**WHAT YOU NEED TO DO**
Revise the records so that every "Mixer" becomes "Mixing Desk", keeping all other text unchanged.

**RECORD LIST**
○ ○ ○ ○ ○ ○ ○

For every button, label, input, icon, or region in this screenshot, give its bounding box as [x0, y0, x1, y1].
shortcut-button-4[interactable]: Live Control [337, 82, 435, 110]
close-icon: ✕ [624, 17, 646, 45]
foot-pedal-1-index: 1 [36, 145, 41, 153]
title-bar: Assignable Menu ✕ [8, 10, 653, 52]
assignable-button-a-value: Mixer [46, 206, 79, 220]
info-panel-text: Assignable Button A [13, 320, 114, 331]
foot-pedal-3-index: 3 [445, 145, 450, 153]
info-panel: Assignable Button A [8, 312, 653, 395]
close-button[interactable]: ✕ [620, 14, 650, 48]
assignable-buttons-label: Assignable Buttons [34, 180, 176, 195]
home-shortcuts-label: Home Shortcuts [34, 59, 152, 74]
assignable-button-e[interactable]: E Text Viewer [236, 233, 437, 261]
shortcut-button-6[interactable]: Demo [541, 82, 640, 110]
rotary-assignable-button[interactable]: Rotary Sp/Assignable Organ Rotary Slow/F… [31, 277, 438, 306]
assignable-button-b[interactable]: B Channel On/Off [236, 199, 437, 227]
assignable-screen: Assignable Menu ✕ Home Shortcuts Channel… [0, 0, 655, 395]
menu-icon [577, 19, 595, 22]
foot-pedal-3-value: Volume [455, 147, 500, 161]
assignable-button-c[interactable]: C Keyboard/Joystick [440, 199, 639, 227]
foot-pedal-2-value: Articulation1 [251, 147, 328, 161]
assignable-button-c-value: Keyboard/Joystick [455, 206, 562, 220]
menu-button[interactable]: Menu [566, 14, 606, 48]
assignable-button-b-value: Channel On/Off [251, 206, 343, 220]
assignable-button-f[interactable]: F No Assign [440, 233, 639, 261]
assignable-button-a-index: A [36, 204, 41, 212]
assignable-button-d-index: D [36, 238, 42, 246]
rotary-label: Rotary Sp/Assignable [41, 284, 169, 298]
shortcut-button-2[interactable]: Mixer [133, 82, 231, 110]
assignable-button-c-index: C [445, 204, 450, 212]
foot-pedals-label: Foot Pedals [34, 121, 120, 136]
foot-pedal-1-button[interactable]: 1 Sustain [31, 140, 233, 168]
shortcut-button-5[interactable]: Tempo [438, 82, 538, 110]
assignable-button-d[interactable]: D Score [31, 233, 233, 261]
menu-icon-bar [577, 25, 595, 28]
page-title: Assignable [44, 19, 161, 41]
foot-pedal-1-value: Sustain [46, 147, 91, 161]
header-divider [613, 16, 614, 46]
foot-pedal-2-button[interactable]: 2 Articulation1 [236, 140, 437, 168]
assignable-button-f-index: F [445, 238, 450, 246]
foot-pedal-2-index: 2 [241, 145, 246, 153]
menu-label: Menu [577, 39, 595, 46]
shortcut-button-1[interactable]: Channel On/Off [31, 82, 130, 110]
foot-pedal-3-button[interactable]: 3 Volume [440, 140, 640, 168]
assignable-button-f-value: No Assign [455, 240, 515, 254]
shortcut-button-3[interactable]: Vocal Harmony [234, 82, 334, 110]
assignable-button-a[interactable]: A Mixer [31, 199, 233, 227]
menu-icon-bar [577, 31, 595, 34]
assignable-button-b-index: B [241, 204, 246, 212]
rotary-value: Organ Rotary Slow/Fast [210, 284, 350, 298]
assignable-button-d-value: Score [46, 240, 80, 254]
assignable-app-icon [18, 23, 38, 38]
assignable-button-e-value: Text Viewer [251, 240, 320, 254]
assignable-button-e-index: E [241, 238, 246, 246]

○ ○ ○ ○ ○ ○ ○

**RIGHT ANSWER**
For every button, label, input, icon, or region in this screenshot, give its bounding box as [x0, y0, x1, y1].
shortcut-button-4[interactable]: Live Control [337, 82, 435, 110]
close-icon: ✕ [624, 17, 646, 45]
foot-pedal-1-index: 1 [36, 145, 41, 153]
title-bar: Assignable Menu ✕ [8, 10, 653, 52]
assignable-button-a-value: Mixing Desk [46, 206, 79, 220]
info-panel-text: Assignable Button A [13, 320, 114, 331]
foot-pedal-3-index: 3 [445, 145, 450, 153]
info-panel: Assignable Button A [8, 312, 653, 395]
close-button[interactable]: ✕ [620, 14, 650, 48]
assignable-buttons-label: Assignable Buttons [34, 180, 176, 195]
home-shortcuts-label: Home Shortcuts [34, 59, 152, 74]
assignable-button-e[interactable]: E Text Viewer [236, 233, 437, 261]
shortcut-button-6[interactable]: Demo [541, 82, 640, 110]
rotary-assignable-button[interactable]: Rotary Sp/Assignable Organ Rotary Slow/F… [31, 277, 438, 306]
assignable-button-b[interactable]: B Channel On/Off [236, 199, 437, 227]
assignable-screen: Assignable Menu ✕ Home Shortcuts Channel… [0, 0, 655, 395]
menu-icon [577, 19, 595, 22]
foot-pedal-3-value: Volume [455, 147, 500, 161]
assignable-button-c[interactable]: C Keyboard/Joystick [440, 199, 639, 227]
foot-pedal-2-value: Articulation1 [251, 147, 328, 161]
assignable-button-c-value: Keyboard/Joystick [455, 206, 562, 220]
menu-button[interactable]: Menu [566, 14, 606, 48]
assignable-button-b-value: Channel On/Off [251, 206, 343, 220]
assignable-button-f[interactable]: F No Assign [440, 233, 639, 261]
assignable-button-a-index: A [36, 204, 41, 212]
assignable-button-d-index: D [36, 238, 42, 246]
rotary-label: Rotary Sp/Assignable [41, 284, 169, 298]
shortcut-button-2[interactable]: Mixing Desk [133, 82, 231, 110]
assignable-button-c-index: C [445, 204, 450, 212]
foot-pedals-label: Foot Pedals [34, 121, 120, 136]
foot-pedal-1-button[interactable]: 1 Sustain [31, 140, 233, 168]
shortcut-button-5[interactable]: Tempo [438, 82, 538, 110]
assignable-button-d[interactable]: D Score [31, 233, 233, 261]
menu-icon-bar [577, 25, 595, 28]
page-title: Assignable [44, 19, 161, 41]
foot-pedal-1-value: Sustain [46, 147, 91, 161]
header-divider [613, 16, 614, 46]
foot-pedal-2-button[interactable]: 2 Articulation1 [236, 140, 437, 168]
assignable-button-f-index: F [445, 238, 450, 246]
foot-pedal-2-index: 2 [241, 145, 246, 153]
menu-label: Menu [577, 39, 595, 46]
shortcut-button-1[interactable]: Channel On/Off [31, 82, 130, 110]
foot-pedal-3-button[interactable]: 3 Volume [440, 140, 640, 168]
assignable-button-f-value: No Assign [455, 240, 515, 254]
shortcut-button-3[interactable]: Vocal Harmony [234, 82, 334, 110]
assignable-button-a[interactable]: A Mixing Desk [31, 199, 233, 227]
menu-icon-bar [577, 31, 595, 34]
assignable-button-b-index: B [241, 204, 246, 212]
rotary-value: Organ Rotary Slow/Fast [210, 284, 350, 298]
assignable-button-d-value: Score [46, 240, 80, 254]
assignable-app-icon [18, 23, 38, 38]
assignable-button-e-value: Text Viewer [251, 240, 320, 254]
assignable-button-e-index: E [241, 238, 246, 246]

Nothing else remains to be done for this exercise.